- [Stated goal]: Transcribe every line exactly and omit anything that is a picture.
##############################
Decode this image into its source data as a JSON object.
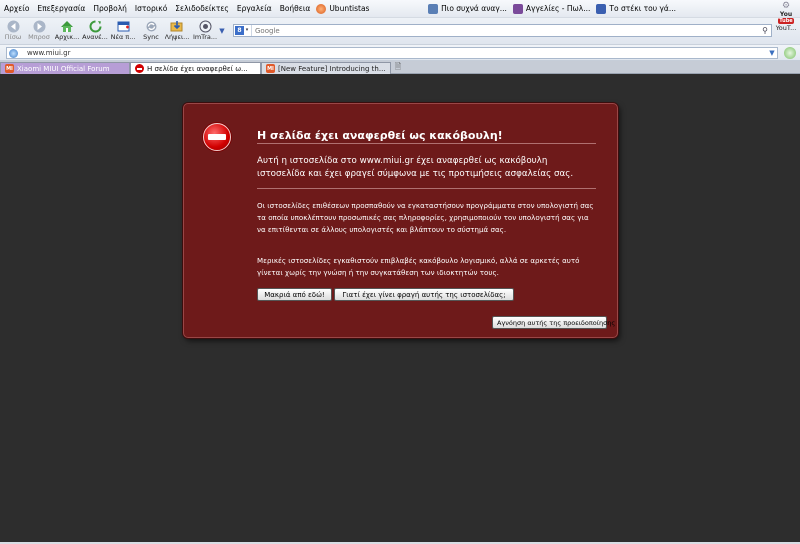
{
  "menu": [
    "Αρχείο",
    "Επεξεργασία",
    "Προβολή",
    "Ιστορικό",
    "Σελιδοδείκτες",
    "Εργαλεία",
    "Βοήθεια"
  ],
  "ubuntu_label": "Ubuntistas",
  "bookmarks": [
    {
      "label": "Πιο συχνά αναγ...",
      "color": "#5a7fb5"
    },
    {
      "label": "Αγγελίες - Πωλ...",
      "color": "#7a4a9a"
    },
    {
      "label": "Το στέκι του γά...",
      "color": "#3a5fb0"
    }
  ],
  "toolbar": {
    "back": "Πίσω",
    "forward": "Μπροσ",
    "home": "Αρχικ...",
    "reload": "Ανανέ...",
    "newtab": "Νέα π...",
    "sync": "Sync",
    "downloads": "Λήψει...",
    "imtranslator": "ImTra...",
    "search_placeholder": "Google",
    "youtube_logo": "You",
    "youtube_logo_badge": "Tube",
    "youtube": "YouT..."
  },
  "url": "www.miui.gr",
  "tabs": [
    {
      "title": "Xiaomi MIUI Official Forum",
      "fav": "MI"
    },
    {
      "title": "Η σελίδα έχει αναφερθεί ω...",
      "fav": ""
    },
    {
      "title": "[New Feature] Introducing th...",
      "fav": "MI"
    }
  ],
  "warning": {
    "title": "Η σελίδα έχει αναφερθεί ως κακόβουλη!",
    "lead": "Αυτή η ιστοσελίδα στο  www.miui.gr έχει αναφερθεί ως κακόβουλη ιστοσελίδα και έχει φραγεί σύμφωνα με τις προτιμήσεις ασφαλείας σας.",
    "p1": "Οι ιστοσελίδες επιθέσεων προσπαθούν να εγκαταστήσουν προγράμματα στον υπολογιστή σας τα οποία υποκλέπτουν προσωπικές σας πληροφορίες, χρησιμοποιούν τον υπολογιστή σας για να επιτίθενται σε άλλους υπολογιστές και βλάπτουν το σύστημά σας.",
    "p2": "Μερικές ιστοσελίδες εγκαθιστούν επιβλαβές κακόβουλο λογισμικό, αλλά σε αρκετές αυτό γίνεται χωρίς την γνώση ή την συγκατάθεση των ιδιοκτητών τους.",
    "btn_away": "Μακριά από εδώ!",
    "btn_why": "Γιατί έχει γίνει φραγή αυτής της ιστοσελίδας;",
    "btn_ignore": "Αγνόηση αυτής της προειδοποίησης"
  }
}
##############################
- [Task result]:
Decode this image into its source data as a JSON object.
{
  "menu": [
    "Αρχείο",
    "Επεξεργασία",
    "Προβολή",
    "Ιστορικό",
    "Σελιδοδείκτες",
    "Εργαλεία",
    "Βοήθεια"
  ],
  "ubuntu_label": "Ubuntistas",
  "bookmarks": [
    {
      "label": "Πιο συχνά αναγ...",
      "color": "#5a7fb5"
    },
    {
      "label": "Αγγελίες - Πωλ...",
      "color": "#7a4a9a"
    },
    {
      "label": "Το στέκι του γά...",
      "color": "#3a5fb0"
    }
  ],
  "toolbar": {
    "back": "Πίσω",
    "forward": "Μπροσ",
    "home": "Αρχικ...",
    "reload": "Ανανέ...",
    "newtab": "Νέα π...",
    "sync": "Sync",
    "downloads": "Λήψει...",
    "imtranslator": "ImTra...",
    "search_placeholder": "Google",
    "youtube_logo": "You",
    "youtube_logo_badge": "Tube",
    "youtube": "YouT..."
  },
  "url": "www.miui.gr",
  "tabs": [
    {
      "title": "Xiaomi MIUI Official Forum",
      "fav": "MI"
    },
    {
      "title": "Η σελίδα έχει αναφερθεί ω...",
      "fav": ""
    },
    {
      "title": "[New Feature] Introducing th...",
      "fav": "MI"
    }
  ],
  "warning": {
    "title": "Η σελίδα έχει αναφερθεί ως κακόβουλη!",
    "lead": "Αυτή η ιστοσελίδα στο  www.miui.gr έχει αναφερθεί ως κακόβουλη ιστοσελίδα και έχει φραγεί σύμφωνα με τις προτιμήσεις ασφαλείας σας.",
    "p1": "Οι ιστοσελίδες επιθέσεων προσπαθούν να εγκαταστήσουν προγράμματα στον υπολογιστή σας τα οποία υποκλέπτουν προσωπικές σας πληροφορίες, χρησιμοποιούν τον υπολογιστή σας για να επιτίθενται σε άλλους υπολογιστές και βλάπτουν το σύστημά σας.",
    "p2": "Μερικές ιστοσελίδες εγκαθιστούν επιβλαβές κακόβουλο λογισμικό, αλλά σε αρκετές αυτό γίνεται χωρίς την γνώση ή την συγκατάθεση των ιδιοκτητών τους.",
    "btn_away": "Μακριά από εδώ!",
    "btn_why": "Γιατί έχει γίνει φραγή αυτής της ιστοσελίδας;",
    "btn_ignore": "Αγνόηση αυτής της προειδοποίησης"
  }
}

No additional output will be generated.